* _Supplied text_
• • •
In Europe, there is a series of important longitudinal studies (e.g., the English Longitudinal Study of Ageing [198], the Longitudinal Aging Study Amsterdam [199], the Maastricht Study [200, 201]) following middle-aged samples into aging. The Semmelweis Study will be an important addition to these cohorts as it intends to follow a relatively large sample of employees who are aged 50 and above. Furthermore, the Semmelweis Study is the first comprehensive, multidisciplinary cohort study of aging following people over 50 years in Hungary. The Semmelweis Study, through its repeated data collection over a long-term follow-up period, will enable the investigation of changes in health and ill-health, functional status, health services utilization, and various biological, physical, medical, psychological, social, lifestyle, and economic characteristics of its participants. The results of this study will inform about disease etiology including the long preclinical stages, as well as disease progression, including development of comorbidity and multimorbidity. In addition to the scientific community and healthcare, this information can also be valuable for policymakers, as they can identify important needs and limitations of the current healthcare available for working-age individuals.

The modifiable risk factors investigated in the Semmelweis Study can provide input for the development of complex preventive interventions which can be applied in various workplace-based settings.
• • •
* _Your task_
Condense the paragraph of the Semmelweis Study text that begins "In Europe, there is a series" into a bulleted list that keeps its main facts.

* _Document structure recognition data_
• • •
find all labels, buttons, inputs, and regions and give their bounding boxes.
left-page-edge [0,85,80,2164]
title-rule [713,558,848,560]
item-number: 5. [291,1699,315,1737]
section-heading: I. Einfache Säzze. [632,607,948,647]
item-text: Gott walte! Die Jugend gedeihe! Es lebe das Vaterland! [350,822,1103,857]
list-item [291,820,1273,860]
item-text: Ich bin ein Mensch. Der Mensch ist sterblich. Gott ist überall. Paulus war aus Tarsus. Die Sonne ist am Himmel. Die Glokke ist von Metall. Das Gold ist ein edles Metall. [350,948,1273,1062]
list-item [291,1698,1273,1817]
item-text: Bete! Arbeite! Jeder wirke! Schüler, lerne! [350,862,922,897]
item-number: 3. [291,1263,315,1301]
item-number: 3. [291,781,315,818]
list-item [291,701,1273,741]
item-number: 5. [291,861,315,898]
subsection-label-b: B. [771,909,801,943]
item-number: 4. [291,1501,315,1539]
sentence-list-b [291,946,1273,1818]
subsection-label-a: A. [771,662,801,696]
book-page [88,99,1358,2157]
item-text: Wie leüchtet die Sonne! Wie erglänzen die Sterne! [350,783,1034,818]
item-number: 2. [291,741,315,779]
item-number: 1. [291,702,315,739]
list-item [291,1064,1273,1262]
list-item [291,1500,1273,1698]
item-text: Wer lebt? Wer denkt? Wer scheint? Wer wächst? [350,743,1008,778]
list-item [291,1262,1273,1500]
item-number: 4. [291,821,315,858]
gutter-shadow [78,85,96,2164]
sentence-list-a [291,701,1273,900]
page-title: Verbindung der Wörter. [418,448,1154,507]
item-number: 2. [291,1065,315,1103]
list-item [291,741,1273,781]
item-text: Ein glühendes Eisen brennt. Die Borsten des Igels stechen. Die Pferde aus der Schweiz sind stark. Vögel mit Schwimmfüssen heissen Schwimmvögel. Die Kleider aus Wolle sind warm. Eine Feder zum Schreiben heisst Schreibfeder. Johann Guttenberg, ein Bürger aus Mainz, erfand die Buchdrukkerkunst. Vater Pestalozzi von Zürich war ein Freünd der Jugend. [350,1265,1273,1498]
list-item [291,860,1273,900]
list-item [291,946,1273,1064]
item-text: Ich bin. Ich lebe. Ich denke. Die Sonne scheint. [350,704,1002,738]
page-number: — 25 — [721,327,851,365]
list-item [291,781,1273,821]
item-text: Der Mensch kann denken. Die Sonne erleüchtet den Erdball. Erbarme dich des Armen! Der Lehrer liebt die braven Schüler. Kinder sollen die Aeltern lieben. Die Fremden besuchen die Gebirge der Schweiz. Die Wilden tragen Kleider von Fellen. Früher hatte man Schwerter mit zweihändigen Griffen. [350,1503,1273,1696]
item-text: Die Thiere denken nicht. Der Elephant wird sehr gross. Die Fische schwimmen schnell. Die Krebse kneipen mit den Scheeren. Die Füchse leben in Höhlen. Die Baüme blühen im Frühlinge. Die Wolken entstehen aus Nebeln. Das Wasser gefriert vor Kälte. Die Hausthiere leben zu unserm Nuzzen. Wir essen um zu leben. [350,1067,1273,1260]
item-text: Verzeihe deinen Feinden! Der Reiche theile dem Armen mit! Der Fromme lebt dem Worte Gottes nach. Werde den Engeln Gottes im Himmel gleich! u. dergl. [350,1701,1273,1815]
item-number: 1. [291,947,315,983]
• • •
* _Output of the task_
- Europe already has several important longitudinal studies that follow middle-aged samples into aging, such as the English Longitudinal Study of Ageing, the Longitudinal Aging Study Amsterdam, and the Maastricht Study.
- The Semmelweis Study will add to these cohorts by following a relatively large sample of employees aged 50 and above.
- It is the first comprehensive, multidisciplinary cohort study of aging in Hungary that follows people over 50.
- Through repeated data collection over a long-term follow-up, it will examine changes in participants' health and ill-health, functional status, and health services utilization. It will also examine their biological, physical, medical, psychological, social, lifestyle, and economic characteristics.
- Its results will inform about disease etiology, including long preclinical stages, and disease progression, including the development of comorbidity and multimorbidity.
- Besides the scientific community and healthcare, policymakers can also use this information to identify important needs and limitations of the healthcare currently available to working-age individuals.